[Layout element annotations]

====================

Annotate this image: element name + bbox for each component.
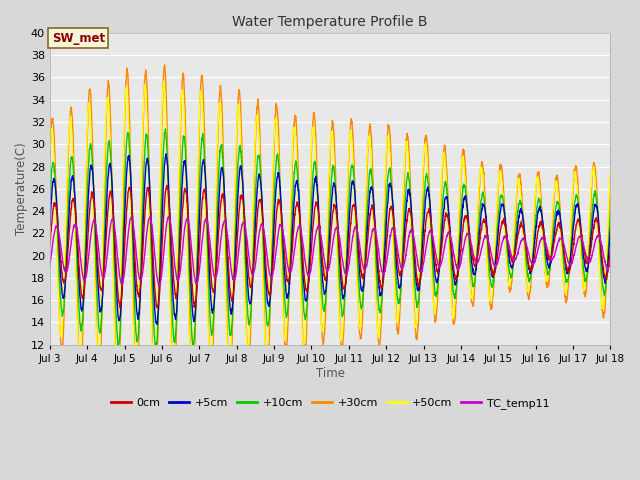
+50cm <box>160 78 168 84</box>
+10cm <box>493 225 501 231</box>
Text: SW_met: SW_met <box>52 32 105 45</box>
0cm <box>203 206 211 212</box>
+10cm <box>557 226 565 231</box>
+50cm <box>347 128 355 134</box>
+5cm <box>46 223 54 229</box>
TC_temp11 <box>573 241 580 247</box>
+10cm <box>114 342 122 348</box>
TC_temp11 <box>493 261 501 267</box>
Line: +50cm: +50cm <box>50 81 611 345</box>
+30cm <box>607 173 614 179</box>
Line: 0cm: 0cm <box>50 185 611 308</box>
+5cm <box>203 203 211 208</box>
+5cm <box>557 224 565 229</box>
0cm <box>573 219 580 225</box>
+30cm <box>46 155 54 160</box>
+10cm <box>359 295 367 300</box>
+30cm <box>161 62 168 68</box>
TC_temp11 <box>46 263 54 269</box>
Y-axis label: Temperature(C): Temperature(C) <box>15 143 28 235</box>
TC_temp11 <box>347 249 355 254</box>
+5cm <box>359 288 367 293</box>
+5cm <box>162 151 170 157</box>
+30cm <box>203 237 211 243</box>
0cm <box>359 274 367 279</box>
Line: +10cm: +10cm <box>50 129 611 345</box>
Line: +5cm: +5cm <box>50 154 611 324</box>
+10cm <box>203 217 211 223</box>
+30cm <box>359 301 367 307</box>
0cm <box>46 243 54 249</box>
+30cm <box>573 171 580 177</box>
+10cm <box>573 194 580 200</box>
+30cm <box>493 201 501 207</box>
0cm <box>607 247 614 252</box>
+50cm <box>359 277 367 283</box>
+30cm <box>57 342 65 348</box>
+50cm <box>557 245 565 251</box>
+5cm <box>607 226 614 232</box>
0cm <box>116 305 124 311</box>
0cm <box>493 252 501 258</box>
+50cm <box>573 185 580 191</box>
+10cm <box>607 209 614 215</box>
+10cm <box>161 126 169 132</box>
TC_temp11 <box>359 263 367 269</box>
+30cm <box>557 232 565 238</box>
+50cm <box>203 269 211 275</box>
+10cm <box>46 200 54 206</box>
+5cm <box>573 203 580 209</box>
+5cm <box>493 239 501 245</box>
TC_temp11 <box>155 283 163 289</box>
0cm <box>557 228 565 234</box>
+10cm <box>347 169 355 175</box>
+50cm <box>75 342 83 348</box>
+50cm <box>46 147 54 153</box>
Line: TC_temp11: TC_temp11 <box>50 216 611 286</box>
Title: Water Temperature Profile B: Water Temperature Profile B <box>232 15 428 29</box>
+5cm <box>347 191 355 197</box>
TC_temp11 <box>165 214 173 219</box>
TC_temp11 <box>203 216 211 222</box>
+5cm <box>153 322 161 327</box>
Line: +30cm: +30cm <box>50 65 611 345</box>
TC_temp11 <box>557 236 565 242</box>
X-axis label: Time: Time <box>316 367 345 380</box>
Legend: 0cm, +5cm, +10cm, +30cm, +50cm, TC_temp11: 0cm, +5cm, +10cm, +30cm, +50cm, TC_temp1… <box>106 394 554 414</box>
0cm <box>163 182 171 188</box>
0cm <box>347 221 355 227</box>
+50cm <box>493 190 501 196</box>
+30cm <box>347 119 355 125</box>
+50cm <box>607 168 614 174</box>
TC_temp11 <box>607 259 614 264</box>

====================

Exercise instructions. Pick out every line in the records above that contains the string "label".

Result of the exercise.
Y-axis label: Temperature(C): Temperature(C) <box>15 143 28 235</box>
X-axis label: Time: Time <box>316 367 345 380</box>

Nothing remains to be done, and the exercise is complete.